Check every line below for the word "根据本次交易双方签订的" and copy each one that has it.

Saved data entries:
● ● ● ● ●
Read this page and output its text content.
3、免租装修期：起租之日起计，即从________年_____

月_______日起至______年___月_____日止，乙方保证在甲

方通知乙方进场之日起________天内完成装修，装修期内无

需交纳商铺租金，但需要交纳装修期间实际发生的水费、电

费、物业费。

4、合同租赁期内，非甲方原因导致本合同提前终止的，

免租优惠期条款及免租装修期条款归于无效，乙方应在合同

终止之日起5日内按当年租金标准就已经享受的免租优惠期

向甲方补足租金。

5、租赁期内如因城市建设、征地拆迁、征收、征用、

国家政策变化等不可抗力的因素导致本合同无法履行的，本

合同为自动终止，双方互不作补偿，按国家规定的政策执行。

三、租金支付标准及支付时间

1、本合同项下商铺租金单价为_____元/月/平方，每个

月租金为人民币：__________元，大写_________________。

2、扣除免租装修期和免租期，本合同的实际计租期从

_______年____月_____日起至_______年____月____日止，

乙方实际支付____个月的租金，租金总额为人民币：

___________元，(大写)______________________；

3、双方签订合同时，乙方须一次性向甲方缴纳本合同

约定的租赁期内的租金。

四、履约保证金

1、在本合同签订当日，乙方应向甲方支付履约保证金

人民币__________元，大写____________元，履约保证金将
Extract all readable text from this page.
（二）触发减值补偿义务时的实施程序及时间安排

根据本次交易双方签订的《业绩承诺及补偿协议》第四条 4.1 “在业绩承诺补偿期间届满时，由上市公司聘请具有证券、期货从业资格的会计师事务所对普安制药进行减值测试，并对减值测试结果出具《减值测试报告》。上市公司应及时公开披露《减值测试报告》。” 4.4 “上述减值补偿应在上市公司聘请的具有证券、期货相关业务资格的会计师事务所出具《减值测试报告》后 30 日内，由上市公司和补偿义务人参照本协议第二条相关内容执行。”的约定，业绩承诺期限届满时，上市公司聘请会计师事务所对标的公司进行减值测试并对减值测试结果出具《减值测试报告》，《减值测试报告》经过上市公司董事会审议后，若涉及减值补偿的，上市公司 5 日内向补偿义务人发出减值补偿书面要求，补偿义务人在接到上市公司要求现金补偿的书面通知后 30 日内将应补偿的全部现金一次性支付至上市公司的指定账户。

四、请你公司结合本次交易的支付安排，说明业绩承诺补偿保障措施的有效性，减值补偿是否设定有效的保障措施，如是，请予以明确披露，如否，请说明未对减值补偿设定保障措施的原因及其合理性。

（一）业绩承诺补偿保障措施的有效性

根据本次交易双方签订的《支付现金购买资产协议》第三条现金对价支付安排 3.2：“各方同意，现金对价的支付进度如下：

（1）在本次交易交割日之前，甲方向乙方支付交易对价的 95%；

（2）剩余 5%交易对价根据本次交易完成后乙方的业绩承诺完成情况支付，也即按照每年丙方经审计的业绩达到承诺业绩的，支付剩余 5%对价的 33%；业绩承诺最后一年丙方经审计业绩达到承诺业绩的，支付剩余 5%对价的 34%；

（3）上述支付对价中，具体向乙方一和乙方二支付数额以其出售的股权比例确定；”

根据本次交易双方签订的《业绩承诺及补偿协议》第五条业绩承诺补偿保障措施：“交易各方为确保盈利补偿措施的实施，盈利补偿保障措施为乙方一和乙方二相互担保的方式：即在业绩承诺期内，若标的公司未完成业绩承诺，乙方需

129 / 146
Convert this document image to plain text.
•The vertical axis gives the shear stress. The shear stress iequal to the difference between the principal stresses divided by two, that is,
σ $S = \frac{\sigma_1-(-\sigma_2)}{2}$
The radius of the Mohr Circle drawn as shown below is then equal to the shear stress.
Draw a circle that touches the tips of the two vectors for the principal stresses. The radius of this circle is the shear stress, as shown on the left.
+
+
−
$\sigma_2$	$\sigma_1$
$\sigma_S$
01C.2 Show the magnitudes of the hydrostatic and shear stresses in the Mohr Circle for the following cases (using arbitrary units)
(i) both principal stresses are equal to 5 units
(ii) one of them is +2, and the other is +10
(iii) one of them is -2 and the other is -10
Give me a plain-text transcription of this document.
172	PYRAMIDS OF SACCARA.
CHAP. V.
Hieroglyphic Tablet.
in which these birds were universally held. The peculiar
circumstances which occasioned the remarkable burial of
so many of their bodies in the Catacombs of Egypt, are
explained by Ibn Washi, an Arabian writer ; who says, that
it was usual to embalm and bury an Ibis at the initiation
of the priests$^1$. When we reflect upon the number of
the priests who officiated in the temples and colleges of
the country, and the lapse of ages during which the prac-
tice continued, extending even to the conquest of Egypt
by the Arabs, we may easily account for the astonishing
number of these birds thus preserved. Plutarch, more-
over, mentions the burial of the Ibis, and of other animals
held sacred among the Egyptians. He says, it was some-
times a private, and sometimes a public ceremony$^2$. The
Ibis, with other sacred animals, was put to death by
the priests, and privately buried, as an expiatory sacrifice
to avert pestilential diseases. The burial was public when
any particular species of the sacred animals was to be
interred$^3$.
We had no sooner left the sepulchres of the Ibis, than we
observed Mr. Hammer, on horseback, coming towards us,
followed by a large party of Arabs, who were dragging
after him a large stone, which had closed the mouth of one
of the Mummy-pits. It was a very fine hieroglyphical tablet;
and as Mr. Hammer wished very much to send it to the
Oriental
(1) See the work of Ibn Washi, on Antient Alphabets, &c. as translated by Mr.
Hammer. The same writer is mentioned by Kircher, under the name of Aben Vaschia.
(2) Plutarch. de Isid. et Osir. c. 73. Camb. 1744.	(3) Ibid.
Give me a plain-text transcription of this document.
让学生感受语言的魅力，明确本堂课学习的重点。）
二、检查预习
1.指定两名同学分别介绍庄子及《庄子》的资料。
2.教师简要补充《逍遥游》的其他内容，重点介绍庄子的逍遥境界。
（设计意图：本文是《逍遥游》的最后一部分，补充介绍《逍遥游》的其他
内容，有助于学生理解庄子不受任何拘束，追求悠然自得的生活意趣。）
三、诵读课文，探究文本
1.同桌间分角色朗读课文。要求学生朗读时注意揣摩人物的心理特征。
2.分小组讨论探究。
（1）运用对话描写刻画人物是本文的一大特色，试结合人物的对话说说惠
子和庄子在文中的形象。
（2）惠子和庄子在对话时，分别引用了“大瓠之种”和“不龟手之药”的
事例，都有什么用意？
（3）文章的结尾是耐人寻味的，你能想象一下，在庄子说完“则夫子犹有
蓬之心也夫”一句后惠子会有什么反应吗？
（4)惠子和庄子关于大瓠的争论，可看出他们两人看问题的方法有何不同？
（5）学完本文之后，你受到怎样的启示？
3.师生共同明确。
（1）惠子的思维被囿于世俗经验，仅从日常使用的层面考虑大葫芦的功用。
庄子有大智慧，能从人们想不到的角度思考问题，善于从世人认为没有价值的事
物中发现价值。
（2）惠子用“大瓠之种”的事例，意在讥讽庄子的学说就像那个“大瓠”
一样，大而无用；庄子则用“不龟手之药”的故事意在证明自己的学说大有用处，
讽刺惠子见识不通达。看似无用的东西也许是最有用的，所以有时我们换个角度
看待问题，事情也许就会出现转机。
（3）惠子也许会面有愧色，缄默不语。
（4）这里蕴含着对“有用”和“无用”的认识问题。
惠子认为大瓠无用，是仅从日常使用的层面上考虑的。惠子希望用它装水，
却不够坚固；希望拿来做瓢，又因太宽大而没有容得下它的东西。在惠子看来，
● ● ● ● ●
→ Exercise response
根据本次交易双方签订的《业绩承诺及补偿协议》第四条 4.1 “在业绩承诺补偿期间届满时，由上市公司聘请具有证券、期货从业资格的会计师事务所对普安制药进行减值测试，并对减值测试结果出具《减值测试报告》。上市公司应及时公开披露《减值测试报告》。” 4.4 “上述减值补偿应在上市公司聘请的具有证券、期货相关业务资格的会计师事务所出具《减值测试报告》后 30 日内，由上市公司和补偿义务人参照本协议第二条相关内容执行。”的约定，业绩承诺期限届满时，上市公司聘请会计师事务所对标的公司进行减值测试并对减值测试结果出具《减值测试报告》，《减值测试报告》经过上市公司董事会审议后，若涉及减值补偿的，上市公司 5 日内向补偿义务人发出减值补偿书面要求，补偿义务人在接到上市公司要求现金补偿的书面通知后 30 日内将应补偿的全部现金一次性支付至上市公司的指定账户。
根据本次交易双方签订的《支付现金购买资产协议》第三条现金对价支付安排 3.2：“各方同意，现金对价的支付进度如下：
根据本次交易双方签订的《业绩承诺及补偿协议》第五条业绩承诺补偿保障措施：“交易各方为确保盈利补偿措施的实施，盈利补偿保障措施为乙方一和乙方二相互担保的方式：即在业绩承诺期内，若标的公司未完成业绩承诺，乙方需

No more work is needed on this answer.